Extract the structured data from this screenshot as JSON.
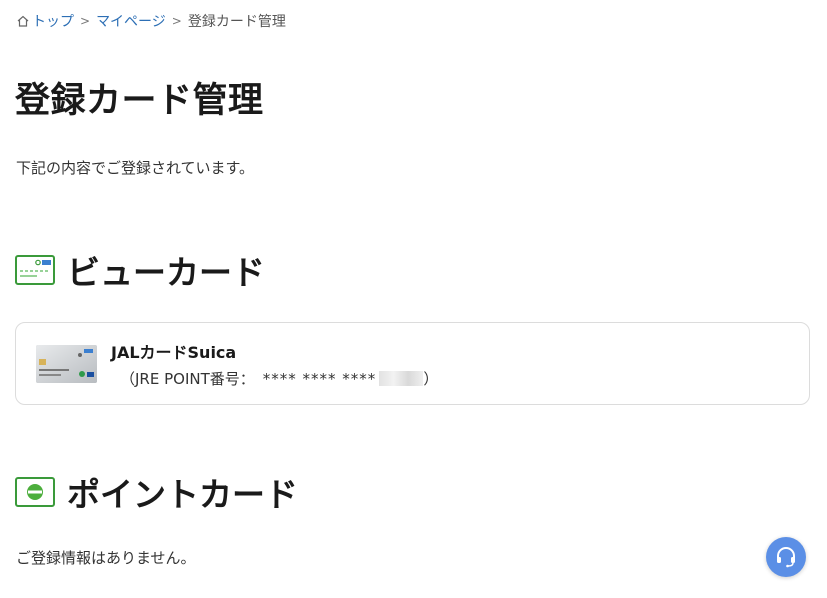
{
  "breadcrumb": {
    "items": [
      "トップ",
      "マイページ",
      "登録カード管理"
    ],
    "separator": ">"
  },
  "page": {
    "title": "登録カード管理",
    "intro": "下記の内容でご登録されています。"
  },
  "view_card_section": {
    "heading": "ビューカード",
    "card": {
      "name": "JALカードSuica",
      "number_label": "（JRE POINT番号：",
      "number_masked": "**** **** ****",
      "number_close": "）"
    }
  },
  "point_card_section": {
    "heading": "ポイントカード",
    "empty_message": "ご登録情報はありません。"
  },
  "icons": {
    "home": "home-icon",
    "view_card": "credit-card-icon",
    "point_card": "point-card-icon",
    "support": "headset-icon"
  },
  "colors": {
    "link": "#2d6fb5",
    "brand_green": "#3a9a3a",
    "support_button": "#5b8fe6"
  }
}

| DIRECTION |
Pictures in the records above are not copied; print everything else exactly.

| RESULT FOR THIS EXERCISE |
Extract the structured data from this screenshot as JSON.
{
  "breadcrumb": {
    "items": [
      "トップ",
      "マイページ",
      "登録カード管理"
    ],
    "separator": ">"
  },
  "page": {
    "title": "登録カード管理",
    "intro": "下記の内容でご登録されています。"
  },
  "view_card_section": {
    "heading": "ビューカード",
    "card": {
      "name": "JALカードSuica",
      "number_label": "（JRE POINT番号：",
      "number_masked": "**** **** ****",
      "number_close": "）"
    }
  },
  "point_card_section": {
    "heading": "ポイントカード",
    "empty_message": "ご登録情報はありません。"
  },
  "icons": {
    "home": "home-icon",
    "view_card": "credit-card-icon",
    "point_card": "point-card-icon",
    "support": "headset-icon"
  },
  "colors": {
    "link": "#2d6fb5",
    "brand_green": "#3a9a3a",
    "support_button": "#5b8fe6"
  }
}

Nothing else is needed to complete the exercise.